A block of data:
_ _ _ _ _

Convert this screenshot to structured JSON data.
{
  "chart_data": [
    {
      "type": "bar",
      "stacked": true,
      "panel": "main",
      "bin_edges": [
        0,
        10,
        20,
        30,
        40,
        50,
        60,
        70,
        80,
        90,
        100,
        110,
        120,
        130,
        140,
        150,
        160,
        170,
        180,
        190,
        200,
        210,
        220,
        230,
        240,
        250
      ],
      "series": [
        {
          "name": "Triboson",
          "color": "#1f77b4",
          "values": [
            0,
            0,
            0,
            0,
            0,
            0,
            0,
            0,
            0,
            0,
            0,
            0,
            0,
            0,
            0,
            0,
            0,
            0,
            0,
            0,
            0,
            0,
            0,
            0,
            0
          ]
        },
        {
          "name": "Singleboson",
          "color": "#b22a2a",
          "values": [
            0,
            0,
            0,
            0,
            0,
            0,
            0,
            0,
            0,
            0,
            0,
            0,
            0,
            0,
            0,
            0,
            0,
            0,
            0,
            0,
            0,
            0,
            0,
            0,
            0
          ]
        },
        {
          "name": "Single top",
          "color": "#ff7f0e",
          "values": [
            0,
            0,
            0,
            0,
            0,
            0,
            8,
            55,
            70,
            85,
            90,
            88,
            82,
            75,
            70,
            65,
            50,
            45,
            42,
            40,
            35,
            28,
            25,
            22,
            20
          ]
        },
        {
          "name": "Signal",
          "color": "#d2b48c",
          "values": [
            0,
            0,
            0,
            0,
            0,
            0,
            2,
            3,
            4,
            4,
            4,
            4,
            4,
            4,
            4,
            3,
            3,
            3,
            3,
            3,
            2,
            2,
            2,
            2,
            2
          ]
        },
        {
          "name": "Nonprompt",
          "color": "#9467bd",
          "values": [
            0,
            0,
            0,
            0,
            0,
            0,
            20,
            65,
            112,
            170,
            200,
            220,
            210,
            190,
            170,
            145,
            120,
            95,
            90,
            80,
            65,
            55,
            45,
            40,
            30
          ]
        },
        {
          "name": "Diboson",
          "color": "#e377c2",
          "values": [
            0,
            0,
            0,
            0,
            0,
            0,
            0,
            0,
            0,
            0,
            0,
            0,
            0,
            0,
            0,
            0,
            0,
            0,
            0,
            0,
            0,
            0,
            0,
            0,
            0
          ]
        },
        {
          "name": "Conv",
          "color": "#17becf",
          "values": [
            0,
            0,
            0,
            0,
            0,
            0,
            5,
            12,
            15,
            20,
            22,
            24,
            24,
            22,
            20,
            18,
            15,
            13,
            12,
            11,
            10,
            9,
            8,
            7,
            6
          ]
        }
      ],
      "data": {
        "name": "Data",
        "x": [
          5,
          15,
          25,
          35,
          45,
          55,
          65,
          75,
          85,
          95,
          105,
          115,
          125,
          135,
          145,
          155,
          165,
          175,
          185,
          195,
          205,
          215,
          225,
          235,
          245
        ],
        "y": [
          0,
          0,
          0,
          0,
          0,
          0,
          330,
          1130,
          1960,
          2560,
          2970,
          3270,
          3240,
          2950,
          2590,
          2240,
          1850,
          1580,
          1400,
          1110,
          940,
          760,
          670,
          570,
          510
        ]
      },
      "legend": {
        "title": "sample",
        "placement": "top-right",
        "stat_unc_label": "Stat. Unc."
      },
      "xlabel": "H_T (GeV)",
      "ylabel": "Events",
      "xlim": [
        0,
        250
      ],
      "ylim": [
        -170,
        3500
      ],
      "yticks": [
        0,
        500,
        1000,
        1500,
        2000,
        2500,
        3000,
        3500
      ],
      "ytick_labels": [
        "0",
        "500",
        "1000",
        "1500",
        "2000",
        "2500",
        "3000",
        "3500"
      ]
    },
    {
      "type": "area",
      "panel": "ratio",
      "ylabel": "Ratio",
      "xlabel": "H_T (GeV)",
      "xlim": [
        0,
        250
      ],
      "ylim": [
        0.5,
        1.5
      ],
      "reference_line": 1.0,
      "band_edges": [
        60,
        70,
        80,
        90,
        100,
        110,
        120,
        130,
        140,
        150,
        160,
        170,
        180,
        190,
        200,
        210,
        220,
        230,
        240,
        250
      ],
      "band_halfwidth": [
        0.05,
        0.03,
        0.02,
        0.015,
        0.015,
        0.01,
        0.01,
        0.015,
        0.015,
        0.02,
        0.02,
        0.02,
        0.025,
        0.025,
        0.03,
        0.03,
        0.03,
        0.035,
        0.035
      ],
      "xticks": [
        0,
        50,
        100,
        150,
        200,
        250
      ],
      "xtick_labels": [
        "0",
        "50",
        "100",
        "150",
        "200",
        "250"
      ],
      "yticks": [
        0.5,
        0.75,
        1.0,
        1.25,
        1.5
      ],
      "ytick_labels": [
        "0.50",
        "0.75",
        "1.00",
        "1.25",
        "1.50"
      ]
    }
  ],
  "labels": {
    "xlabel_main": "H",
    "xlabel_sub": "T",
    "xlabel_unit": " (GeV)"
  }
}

_ _ _ _ _

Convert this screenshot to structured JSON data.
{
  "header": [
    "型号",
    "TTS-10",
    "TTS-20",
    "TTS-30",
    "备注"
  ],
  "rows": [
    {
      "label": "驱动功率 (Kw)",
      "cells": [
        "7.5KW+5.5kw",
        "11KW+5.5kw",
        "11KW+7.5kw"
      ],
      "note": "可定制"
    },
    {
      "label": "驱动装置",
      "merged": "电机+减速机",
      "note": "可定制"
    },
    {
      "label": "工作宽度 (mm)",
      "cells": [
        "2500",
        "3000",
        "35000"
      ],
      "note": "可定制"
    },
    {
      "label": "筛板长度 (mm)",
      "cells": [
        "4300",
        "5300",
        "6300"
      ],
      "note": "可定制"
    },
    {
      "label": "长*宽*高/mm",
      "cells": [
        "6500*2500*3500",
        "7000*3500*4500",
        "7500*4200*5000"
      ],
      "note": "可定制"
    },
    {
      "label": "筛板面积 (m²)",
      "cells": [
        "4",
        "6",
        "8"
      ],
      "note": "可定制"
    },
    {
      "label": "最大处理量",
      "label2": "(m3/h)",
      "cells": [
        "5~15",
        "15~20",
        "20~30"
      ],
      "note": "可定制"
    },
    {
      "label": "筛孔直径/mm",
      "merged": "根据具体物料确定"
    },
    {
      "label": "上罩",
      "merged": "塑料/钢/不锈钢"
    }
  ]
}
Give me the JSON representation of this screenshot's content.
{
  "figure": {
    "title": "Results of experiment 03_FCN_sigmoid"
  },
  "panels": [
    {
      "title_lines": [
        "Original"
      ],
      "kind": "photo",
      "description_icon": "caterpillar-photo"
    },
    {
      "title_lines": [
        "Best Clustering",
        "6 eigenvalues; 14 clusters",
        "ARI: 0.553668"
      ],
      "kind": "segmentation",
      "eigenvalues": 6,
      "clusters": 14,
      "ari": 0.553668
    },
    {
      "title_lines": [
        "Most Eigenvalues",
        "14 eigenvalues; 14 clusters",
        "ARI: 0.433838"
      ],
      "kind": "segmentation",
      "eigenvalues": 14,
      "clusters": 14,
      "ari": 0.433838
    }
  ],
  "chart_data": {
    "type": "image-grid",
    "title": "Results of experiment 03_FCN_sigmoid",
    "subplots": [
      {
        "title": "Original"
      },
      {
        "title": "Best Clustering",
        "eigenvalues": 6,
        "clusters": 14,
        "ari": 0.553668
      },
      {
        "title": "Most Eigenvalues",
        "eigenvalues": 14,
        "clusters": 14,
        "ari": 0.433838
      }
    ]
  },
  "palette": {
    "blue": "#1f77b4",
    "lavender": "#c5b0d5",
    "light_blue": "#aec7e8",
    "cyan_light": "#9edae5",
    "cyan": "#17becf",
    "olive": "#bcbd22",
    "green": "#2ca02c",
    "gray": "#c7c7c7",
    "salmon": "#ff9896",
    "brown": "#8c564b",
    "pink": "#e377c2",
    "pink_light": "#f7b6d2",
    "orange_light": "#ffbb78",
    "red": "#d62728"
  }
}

_ _ _ _ _

Written task: Every line that holds the word "Most" should be extracted.

Reply:
        "Most Eigenvalues",
        "title": "Most Eigenvalues",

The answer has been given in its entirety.